• _WHAT THE TASK ASKS_:
An exact copy of every record is needed.

• _SUPPLIED DATA_:
--- Begin ---

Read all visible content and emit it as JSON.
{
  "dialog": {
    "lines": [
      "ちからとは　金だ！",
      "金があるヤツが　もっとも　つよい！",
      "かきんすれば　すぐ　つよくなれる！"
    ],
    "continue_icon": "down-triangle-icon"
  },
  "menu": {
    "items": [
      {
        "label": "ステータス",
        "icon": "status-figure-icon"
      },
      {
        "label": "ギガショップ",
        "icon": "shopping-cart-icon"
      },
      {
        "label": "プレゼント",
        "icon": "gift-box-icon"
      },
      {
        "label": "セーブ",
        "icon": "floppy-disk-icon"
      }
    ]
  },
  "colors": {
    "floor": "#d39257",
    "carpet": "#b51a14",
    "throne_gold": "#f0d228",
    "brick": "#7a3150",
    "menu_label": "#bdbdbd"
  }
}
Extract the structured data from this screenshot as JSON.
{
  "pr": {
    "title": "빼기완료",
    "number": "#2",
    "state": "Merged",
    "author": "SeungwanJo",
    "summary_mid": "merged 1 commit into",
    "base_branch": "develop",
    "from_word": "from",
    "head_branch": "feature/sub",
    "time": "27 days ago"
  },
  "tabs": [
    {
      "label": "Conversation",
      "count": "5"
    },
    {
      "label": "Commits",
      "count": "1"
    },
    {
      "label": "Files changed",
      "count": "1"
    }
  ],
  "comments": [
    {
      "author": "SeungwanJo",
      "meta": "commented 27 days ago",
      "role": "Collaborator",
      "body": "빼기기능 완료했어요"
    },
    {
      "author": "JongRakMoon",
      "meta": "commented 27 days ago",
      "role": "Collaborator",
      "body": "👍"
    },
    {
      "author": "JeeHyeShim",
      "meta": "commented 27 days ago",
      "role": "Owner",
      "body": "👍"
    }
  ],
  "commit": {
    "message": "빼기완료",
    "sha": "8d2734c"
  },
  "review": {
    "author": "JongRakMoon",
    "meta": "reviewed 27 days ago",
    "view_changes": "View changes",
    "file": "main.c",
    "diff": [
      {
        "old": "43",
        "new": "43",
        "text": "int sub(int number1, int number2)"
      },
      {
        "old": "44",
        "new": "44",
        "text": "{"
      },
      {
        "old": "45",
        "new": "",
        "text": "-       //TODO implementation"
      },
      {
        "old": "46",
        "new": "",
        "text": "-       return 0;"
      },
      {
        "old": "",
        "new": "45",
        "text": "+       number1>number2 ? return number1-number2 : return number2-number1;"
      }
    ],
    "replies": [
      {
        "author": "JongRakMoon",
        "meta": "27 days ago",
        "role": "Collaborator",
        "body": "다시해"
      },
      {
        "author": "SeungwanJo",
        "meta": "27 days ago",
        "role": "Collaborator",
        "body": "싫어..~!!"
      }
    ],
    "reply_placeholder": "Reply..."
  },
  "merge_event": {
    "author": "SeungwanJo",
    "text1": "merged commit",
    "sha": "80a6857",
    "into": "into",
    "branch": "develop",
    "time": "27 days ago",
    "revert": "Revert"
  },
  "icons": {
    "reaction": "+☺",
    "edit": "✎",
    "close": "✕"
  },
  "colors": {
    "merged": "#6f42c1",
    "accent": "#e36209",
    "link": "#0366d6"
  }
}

--- End ---

• _TASK SOLUTION_:
Read all visible content and emit it as JSON.
{
  "dialog": {
    "lines": [
      "ちからとは　金だ！",
      "金があるヤツが　もっとも　つよい！",
      "かきんすれば　すぐ　つよくなれる！"
    ],
    "continue_icon": "down-triangle-icon"
  },
  "menu": {
    "items": [
      {
        "label": "ステータス",
        "icon": "status-figure-icon"
      },
      {
        "label": "ギガショップ",
        "icon": "shopping-cart-icon"
      },
      {
        "label": "プレゼント",
        "icon": "gift-box-icon"
      },
      {
        "label": "セーブ",
        "icon": "floppy-disk-icon"
      }
    ]
  },
  "colors": {
    "floor": "#d39257",
    "carpet": "#b51a14",
    "throne_gold": "#f0d228",
    "brick": "#7a3150",
    "menu_label": "#bdbdbd"
  }
}
Extract the structured data from this screenshot as JSON.
{
  "pr": {
    "title": "빼기완료",
    "number": "#2",
    "state": "Merged",
    "author": "SeungwanJo",
    "summary_mid": "merged 1 commit into",
    "base_branch": "develop",
    "from_word": "from",
    "head_branch": "feature/sub",
    "time": "27 days ago"
  },
  "tabs": [
    {
      "label": "Conversation",
      "count": "5"
    },
    {
      "label": "Commits",
      "count": "1"
    },
    {
      "label": "Files changed",
      "count": "1"
    }
  ],
  "comments": [
    {
      "author": "SeungwanJo",
      "meta": "commented 27 days ago",
      "role": "Collaborator",
      "body": "빼기기능 완료했어요"
    },
    {
      "author": "JongRakMoon",
      "meta": "commented 27 days ago",
      "role": "Collaborator",
      "body": "👍"
    },
    {
      "author": "JeeHyeShim",
      "meta": "commented 27 days ago",
      "role": "Owner",
      "body": "👍"
    }
  ],
  "commit": {
    "message": "빼기완료",
    "sha": "8d2734c"
  },
  "review": {
    "author": "JongRakMoon",
    "meta": "reviewed 27 days ago",
    "view_changes": "View changes",
    "file": "main.c",
    "diff": [
      {
        "old": "43",
        "new": "43",
        "text": "int sub(int number1, int number2)"
      },
      {
        "old": "44",
        "new": "44",
        "text": "{"
      },
      {
        "old": "45",
        "new": "",
        "text": "-       //TODO implementation"
      },
      {
        "old": "46",
        "new": "",
        "text": "-       return 0;"
      },
      {
        "old": "",
        "new": "45",
        "text": "+       number1>number2 ? return number1-number2 : return number2-number1;"
      }
    ],
    "replies": [
      {
        "author": "JongRakMoon",
        "meta": "27 days ago",
        "role": "Collaborator",
        "body": "다시해"
      },
      {
        "author": "SeungwanJo",
        "meta": "27 days ago",
        "role": "Collaborator",
        "body": "싫어..~!!"
      }
    ],
    "reply_placeholder": "Reply..."
  },
  "merge_event": {
    "author": "SeungwanJo",
    "text1": "merged commit",
    "sha": "80a6857",
    "into": "into",
    "branch": "develop",
    "time": "27 days ago",
    "revert": "Revert"
  },
  "icons": {
    "reaction": "+☺",
    "edit": "✎",
    "close": "✕"
  },
  "colors": {
    "merged": "#6f42c1",
    "accent": "#e36209",
    "link": "#0366d6"
  }
}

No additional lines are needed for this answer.